TASK INSTRUCTIONS => Indicate only the number of lines in the listing below in which the word "panel" appears.

■ ■ ■ ■ ■

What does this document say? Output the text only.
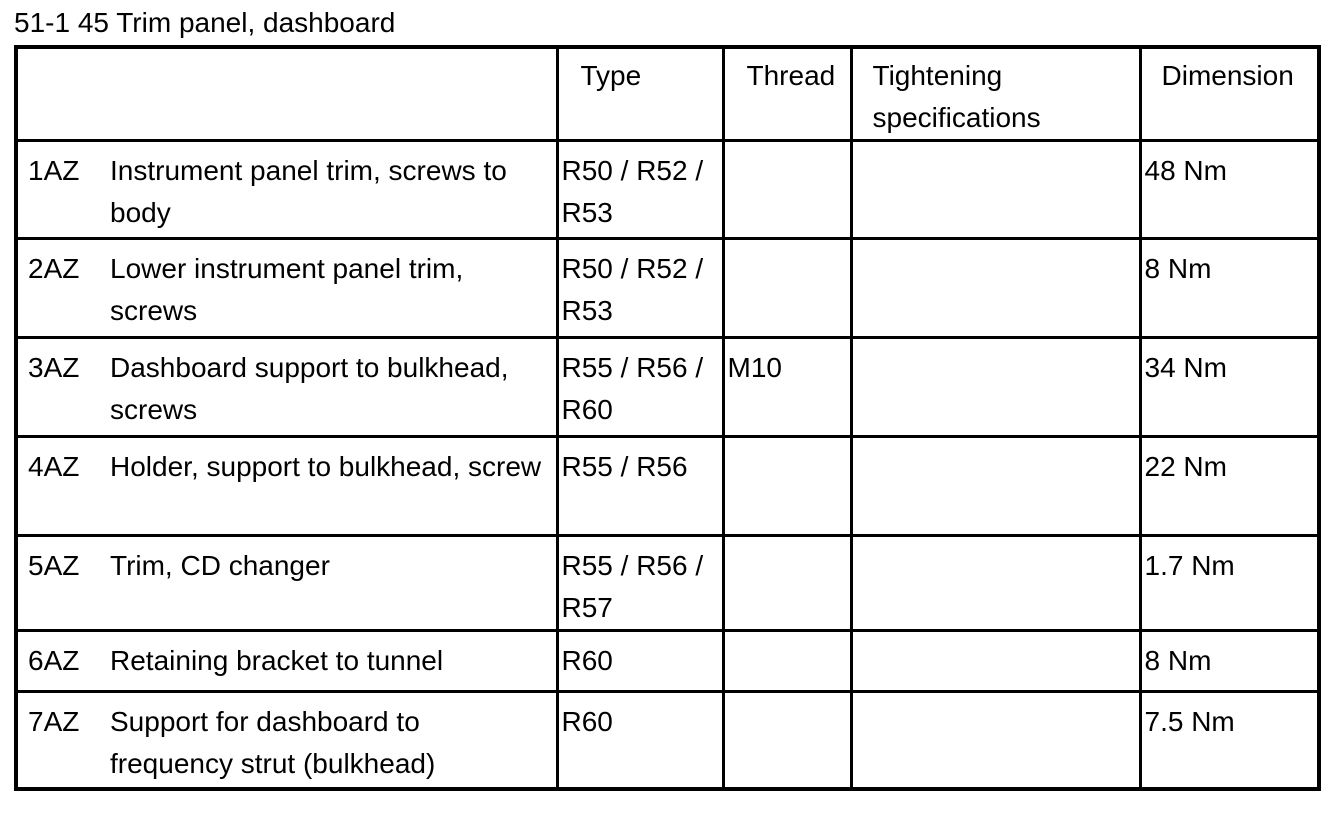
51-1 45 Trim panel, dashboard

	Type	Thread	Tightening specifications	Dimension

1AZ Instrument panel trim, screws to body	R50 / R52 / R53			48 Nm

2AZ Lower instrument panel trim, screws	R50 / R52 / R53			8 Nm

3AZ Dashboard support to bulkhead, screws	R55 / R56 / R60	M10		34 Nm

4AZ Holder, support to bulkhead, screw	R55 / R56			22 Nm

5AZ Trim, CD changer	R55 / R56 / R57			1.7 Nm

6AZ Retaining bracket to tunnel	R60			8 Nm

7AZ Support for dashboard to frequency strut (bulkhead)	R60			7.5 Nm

■ ■ ■ ■ ■

RESPONSE TO THE TASK => 3